--- start AVAILABLE RECORDS ---

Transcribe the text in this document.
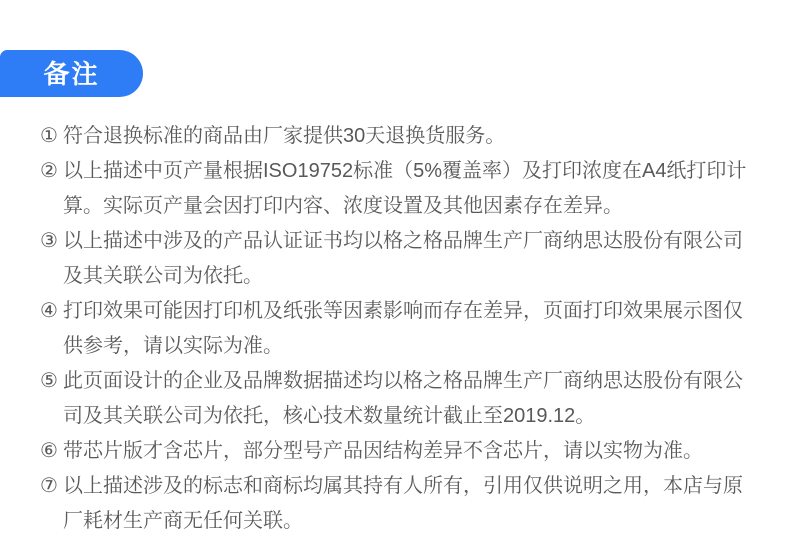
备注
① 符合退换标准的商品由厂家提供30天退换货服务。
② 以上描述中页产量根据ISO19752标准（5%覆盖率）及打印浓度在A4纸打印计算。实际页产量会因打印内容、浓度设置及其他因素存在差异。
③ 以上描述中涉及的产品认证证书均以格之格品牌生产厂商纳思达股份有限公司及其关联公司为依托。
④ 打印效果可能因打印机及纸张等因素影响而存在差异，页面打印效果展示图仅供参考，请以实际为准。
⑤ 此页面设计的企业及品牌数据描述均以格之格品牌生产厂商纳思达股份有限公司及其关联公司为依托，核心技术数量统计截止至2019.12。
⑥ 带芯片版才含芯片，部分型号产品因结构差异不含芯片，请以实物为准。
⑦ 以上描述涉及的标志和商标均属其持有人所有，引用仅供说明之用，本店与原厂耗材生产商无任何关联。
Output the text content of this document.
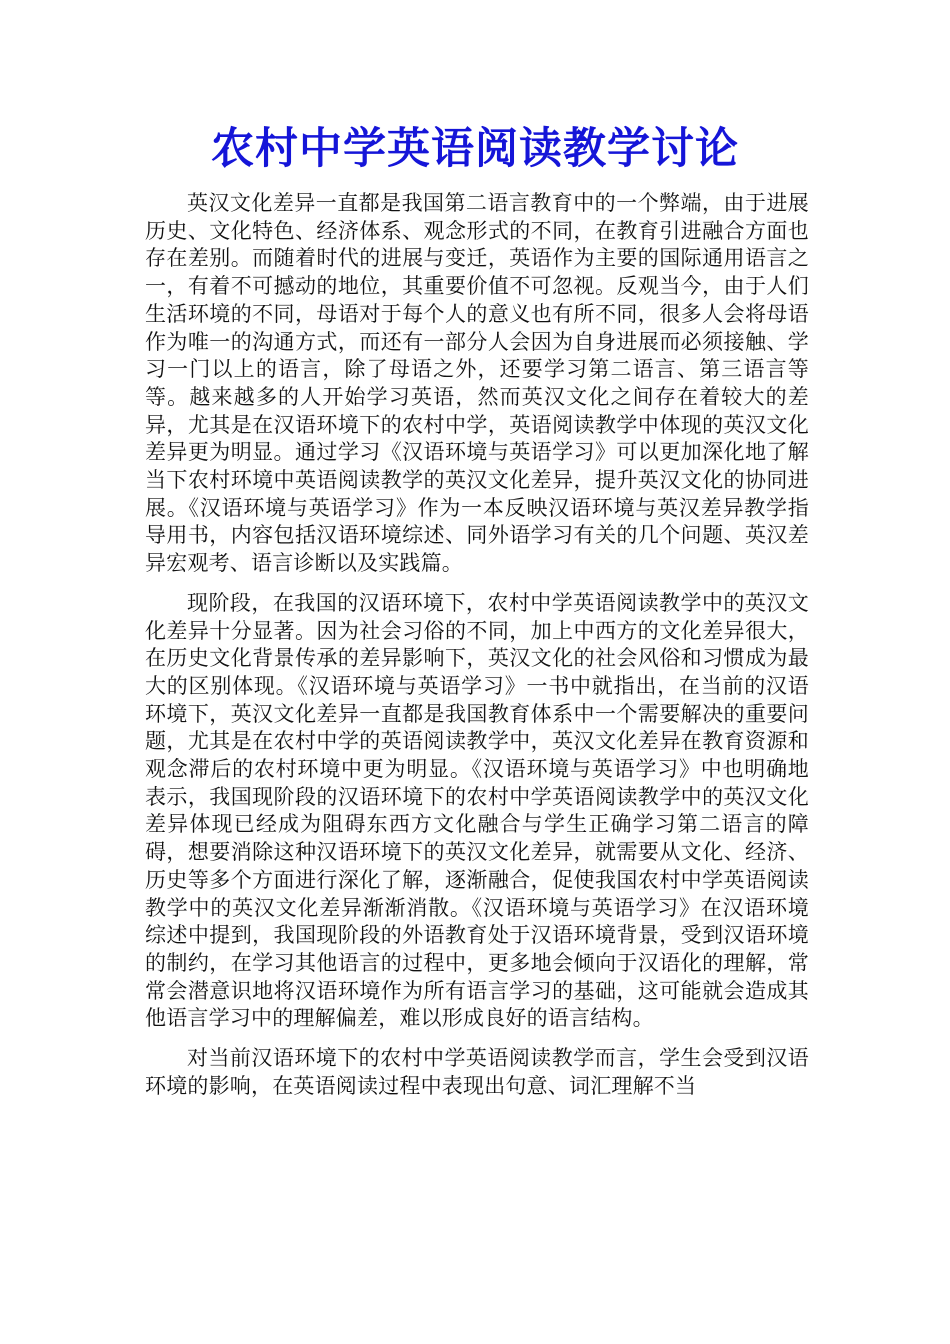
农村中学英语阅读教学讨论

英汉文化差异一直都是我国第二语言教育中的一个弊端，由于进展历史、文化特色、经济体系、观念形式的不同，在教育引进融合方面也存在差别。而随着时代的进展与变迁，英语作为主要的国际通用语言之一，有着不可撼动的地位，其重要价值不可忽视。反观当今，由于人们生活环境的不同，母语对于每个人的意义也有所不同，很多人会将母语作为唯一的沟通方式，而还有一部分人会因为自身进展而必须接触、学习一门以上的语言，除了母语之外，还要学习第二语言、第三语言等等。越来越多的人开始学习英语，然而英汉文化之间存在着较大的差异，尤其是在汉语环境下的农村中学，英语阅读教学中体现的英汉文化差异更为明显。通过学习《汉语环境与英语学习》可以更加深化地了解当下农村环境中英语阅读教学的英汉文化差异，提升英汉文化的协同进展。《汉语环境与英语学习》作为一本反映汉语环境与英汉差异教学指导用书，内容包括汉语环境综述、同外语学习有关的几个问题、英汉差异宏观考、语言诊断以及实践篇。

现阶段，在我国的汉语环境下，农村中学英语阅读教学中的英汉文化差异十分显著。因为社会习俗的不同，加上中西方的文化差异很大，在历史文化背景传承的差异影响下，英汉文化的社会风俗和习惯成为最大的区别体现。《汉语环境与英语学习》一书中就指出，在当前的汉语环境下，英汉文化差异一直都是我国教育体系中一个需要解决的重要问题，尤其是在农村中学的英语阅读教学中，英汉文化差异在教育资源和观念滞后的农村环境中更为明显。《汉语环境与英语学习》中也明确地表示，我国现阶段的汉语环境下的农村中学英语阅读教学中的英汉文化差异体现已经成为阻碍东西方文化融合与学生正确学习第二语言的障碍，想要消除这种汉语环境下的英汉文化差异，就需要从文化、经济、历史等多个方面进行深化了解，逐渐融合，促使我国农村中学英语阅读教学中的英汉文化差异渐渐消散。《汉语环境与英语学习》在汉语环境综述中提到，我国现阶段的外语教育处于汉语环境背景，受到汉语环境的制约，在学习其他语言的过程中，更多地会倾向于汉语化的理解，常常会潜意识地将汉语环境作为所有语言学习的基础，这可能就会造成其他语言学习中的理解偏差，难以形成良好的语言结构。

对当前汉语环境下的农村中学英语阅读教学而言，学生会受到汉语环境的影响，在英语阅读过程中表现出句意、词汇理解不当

--- end AVAILABLE RECORDS ---

Filter the records above for "汉语环境与英语学习" and copy every matching line.

> [REPLY]
英汉文化差异一直都是我国第二语言教育中的一个弊端，由于进展历史、文化特色、经济体系、观念形式的不同，在教育引进融合方面也存在差别。而随着时代的进展与变迁，英语作为主要的国际通用语言之一，有着不可撼动的地位，其重要价值不可忽视。反观当今，由于人们生活环境的不同，母语对于每个人的意义也有所不同，很多人会将母语作为唯一的沟通方式，而还有一部分人会因为自身进展而必须接触、学习一门以上的语言，除了母语之外，还要学习第二语言、第三语言等等。越来越多的人开始学习英语，然而英汉文化之间存在着较大的差异，尤其是在汉语环境下的农村中学，英语阅读教学中体现的英汉文化差异更为明显。通过学习《汉语环境与英语学习》可以更加深化地了解当下农村环境中英语阅读教学的英汉文化差异，提升英汉文化的协同进展。《汉语环境与英语学习》作为一本反映汉语环境与英汉差异教学指导用书，内容包括汉语环境综述、同外语学习有关的几个问题、英汉差异宏观考、语言诊断以及实践篇。
现阶段，在我国的汉语环境下，农村中学英语阅读教学中的英汉文化差异十分显著。因为社会习俗的不同，加上中西方的文化差异很大，在历史文化背景传承的差异影响下，英汉文化的社会风俗和习惯成为最大的区别体现。《汉语环境与英语学习》一书中就指出，在当前的汉语环境下，英汉文化差异一直都是我国教育体系中一个需要解决的重要问题，尤其是在农村中学的英语阅读教学中，英汉文化差异在教育资源和观念滞后的农村环境中更为明显。《汉语环境与英语学习》中也明确地表示，我国现阶段的汉语环境下的农村中学英语阅读教学中的英汉文化差异体现已经成为阻碍东西方文化融合与学生正确学习第二语言的障碍，想要消除这种汉语环境下的英汉文化差异，就需要从文化、经济、历史等多个方面进行深化了解，逐渐融合，促使我国农村中学英语阅读教学中的英汉文化差异渐渐消散。《汉语环境与英语学习》在汉语环境综述中提到，我国现阶段的外语教育处于汉语环境背景，受到汉语环境的制约，在学习其他语言的过程中，更多地会倾向于汉语化的理解，常常会潜意识地将汉语环境作为所有语言学习的基础，这可能就会造成其他语言学习中的理解偏差，难以形成良好的语言结构。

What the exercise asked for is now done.